Data for processing |
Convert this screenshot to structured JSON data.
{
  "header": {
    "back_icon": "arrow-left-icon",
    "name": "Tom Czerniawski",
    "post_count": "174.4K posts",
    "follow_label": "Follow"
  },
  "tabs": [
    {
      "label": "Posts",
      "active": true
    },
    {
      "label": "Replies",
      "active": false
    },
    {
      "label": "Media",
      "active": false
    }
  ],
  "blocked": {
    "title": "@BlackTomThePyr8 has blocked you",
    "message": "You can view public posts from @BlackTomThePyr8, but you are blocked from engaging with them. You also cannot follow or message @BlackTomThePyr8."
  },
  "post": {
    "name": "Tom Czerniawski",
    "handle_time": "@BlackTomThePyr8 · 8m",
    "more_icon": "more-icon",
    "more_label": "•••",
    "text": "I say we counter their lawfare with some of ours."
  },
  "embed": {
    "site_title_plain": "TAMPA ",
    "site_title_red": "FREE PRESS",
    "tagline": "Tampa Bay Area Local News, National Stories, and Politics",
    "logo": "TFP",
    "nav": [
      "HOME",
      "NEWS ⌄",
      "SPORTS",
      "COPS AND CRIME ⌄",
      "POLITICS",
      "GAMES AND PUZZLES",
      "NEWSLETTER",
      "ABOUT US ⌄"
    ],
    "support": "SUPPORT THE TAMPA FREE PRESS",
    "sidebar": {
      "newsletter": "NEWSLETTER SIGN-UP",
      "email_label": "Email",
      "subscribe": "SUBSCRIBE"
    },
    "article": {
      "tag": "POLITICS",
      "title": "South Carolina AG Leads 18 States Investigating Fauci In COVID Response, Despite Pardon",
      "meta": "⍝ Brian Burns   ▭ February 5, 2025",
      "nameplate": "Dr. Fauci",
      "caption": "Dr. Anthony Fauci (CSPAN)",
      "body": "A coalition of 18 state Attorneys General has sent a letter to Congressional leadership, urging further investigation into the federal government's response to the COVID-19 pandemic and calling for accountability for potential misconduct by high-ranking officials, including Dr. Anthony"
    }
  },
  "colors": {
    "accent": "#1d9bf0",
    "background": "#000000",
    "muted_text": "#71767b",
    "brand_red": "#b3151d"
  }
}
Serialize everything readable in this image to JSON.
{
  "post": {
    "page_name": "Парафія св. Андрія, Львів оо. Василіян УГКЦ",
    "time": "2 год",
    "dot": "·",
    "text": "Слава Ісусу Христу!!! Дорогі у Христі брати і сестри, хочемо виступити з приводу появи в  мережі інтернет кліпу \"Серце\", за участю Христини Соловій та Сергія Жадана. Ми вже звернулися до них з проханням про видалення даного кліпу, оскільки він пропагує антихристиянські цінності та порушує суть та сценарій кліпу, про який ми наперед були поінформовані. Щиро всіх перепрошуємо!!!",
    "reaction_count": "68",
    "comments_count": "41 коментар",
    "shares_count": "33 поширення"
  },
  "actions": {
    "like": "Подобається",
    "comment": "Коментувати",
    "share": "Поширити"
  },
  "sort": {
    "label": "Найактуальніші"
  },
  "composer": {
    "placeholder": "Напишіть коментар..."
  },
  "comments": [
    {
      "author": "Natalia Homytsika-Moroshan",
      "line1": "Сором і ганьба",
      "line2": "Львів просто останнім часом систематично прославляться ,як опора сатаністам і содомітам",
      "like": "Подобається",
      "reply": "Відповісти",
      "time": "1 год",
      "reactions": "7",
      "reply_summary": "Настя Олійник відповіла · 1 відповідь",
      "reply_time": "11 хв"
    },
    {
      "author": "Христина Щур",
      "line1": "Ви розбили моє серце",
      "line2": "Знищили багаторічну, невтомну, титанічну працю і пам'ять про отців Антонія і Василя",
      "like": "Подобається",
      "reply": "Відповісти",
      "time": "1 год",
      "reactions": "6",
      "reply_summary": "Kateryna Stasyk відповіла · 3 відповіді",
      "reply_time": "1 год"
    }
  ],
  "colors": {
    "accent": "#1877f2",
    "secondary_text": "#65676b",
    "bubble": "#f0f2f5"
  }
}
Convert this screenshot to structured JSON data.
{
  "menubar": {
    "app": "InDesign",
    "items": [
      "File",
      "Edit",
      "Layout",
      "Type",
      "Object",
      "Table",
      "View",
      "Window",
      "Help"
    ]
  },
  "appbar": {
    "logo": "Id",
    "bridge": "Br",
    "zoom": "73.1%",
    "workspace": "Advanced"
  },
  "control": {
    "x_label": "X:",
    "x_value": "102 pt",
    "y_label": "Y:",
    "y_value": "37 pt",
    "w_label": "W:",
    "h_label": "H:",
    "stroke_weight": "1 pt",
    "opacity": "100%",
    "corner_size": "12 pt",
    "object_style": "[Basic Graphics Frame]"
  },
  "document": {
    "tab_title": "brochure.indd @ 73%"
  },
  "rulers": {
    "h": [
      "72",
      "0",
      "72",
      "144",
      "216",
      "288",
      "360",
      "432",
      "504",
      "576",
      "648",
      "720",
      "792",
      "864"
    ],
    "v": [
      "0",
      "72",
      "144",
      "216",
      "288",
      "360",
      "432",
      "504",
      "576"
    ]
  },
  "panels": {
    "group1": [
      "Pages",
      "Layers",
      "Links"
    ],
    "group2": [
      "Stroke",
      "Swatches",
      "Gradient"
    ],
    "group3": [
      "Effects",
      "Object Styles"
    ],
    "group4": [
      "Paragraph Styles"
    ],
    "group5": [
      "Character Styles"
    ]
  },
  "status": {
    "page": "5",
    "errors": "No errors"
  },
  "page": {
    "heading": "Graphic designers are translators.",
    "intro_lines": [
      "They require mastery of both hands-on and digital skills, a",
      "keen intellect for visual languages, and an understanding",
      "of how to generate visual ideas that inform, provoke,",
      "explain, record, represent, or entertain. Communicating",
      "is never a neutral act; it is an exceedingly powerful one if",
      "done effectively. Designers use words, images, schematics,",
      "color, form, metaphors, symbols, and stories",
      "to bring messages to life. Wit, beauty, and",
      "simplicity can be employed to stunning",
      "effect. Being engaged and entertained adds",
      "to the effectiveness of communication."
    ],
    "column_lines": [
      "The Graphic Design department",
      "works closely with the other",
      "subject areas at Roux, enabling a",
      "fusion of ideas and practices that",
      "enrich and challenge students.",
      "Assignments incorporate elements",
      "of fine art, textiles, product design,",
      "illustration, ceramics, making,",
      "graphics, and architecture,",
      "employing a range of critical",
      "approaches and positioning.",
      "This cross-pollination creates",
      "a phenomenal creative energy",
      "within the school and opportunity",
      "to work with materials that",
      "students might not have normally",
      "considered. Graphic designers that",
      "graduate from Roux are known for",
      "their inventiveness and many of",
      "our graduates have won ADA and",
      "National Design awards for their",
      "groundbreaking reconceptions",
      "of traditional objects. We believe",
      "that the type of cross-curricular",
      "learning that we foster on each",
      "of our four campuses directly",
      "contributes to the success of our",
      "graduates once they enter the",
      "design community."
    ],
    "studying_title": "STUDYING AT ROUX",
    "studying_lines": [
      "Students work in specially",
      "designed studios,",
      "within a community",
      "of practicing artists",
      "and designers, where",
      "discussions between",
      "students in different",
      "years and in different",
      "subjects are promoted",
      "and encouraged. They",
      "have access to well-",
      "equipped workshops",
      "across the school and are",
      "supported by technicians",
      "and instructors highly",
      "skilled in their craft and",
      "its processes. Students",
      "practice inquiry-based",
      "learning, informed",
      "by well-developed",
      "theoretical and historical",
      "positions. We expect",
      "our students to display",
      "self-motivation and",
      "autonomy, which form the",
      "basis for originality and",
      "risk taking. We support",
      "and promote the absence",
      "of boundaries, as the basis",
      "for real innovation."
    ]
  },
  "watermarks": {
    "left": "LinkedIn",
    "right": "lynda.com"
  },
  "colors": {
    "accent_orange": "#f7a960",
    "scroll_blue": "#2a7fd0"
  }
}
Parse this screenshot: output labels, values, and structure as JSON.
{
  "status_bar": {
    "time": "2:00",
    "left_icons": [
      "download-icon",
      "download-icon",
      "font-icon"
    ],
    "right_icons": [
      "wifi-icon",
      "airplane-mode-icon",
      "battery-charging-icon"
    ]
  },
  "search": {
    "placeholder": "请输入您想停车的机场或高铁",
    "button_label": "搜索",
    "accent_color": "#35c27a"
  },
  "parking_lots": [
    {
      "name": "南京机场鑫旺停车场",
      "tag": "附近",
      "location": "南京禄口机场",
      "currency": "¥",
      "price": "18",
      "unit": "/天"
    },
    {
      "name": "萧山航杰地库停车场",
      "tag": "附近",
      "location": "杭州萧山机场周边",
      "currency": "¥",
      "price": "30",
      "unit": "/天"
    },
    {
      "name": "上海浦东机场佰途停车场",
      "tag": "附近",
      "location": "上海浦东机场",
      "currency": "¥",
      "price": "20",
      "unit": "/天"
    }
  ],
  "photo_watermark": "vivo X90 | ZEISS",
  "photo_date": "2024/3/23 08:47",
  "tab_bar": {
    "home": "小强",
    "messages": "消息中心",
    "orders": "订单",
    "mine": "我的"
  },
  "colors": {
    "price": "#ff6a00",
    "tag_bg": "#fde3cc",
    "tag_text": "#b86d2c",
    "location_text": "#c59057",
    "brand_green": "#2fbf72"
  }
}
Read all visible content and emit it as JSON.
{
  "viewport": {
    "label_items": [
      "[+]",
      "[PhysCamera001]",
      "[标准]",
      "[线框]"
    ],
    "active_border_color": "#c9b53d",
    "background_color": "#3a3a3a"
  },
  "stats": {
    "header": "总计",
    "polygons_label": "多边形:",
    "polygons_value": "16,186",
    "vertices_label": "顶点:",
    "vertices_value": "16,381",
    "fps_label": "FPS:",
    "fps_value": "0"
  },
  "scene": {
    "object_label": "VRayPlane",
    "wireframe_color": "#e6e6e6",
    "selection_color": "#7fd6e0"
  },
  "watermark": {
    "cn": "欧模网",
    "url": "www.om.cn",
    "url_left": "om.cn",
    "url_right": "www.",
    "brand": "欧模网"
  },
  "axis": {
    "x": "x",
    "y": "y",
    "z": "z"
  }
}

Aim | Only lines with "basis" are wanted here; list each of them.

Response to the task |
      "basis for originality and",
      "of boundaries, as the basis",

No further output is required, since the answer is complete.